PROBLEM DETAILS: Exclude all pictures, then copy each of the records exactly as written.
========
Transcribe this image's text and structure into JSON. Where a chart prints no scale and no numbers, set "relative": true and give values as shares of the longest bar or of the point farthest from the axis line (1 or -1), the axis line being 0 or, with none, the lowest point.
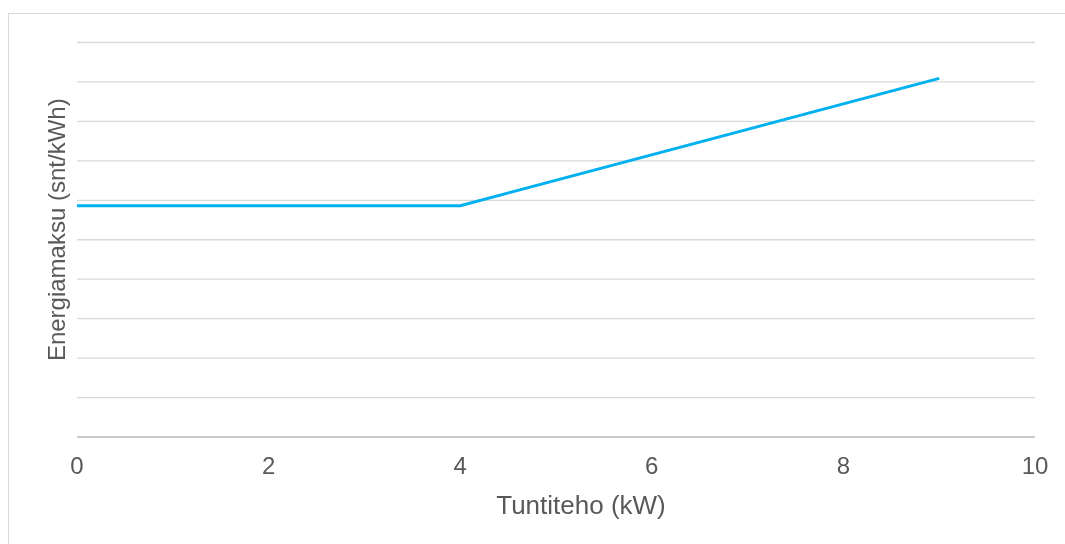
{
  "chart_data": {
    "type": "line",
    "xlabel": "Tuntiteho (kW)",
    "ylabel": "Energiamaksu (snt/kWh)",
    "x": [
      0,
      4,
      9
    ],
    "values": [
      0.645,
      0.645,
      1
    ],
    "color": "#00b0f0",
    "relative": true,
    "xlim": [
      0,
      10
    ],
    "xticks": [
      0,
      2,
      4,
      6,
      8,
      10
    ],
    "grid": "y",
    "marker": "none",
    "line_style": "solid"
  }
}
========
RESULT OF THE TASK:
Transcribe this image's text and structure into JSON. Where a chart prints no scale and no numbers, set "relative": true and give values as shares of the longest bar or of the point farthest from the axis line (1 or -1), the axis line being 0 or, with none, the lowest point.
{
  "chart_data": {
    "type": "line",
    "xlabel": "Tuntiteho (kW)",
    "ylabel": "Energiamaksu (snt/kWh)",
    "x": [
      0,
      4,
      9
    ],
    "values": [
      0.645,
      0.645,
      1
    ],
    "color": "#00b0f0",
    "relative": true,
    "xlim": [
      0,
      10
    ],
    "xticks": [
      0,
      2,
      4,
      6,
      8,
      10
    ],
    "grid": "y",
    "marker": "none",
    "line_style": "solid"
  }
}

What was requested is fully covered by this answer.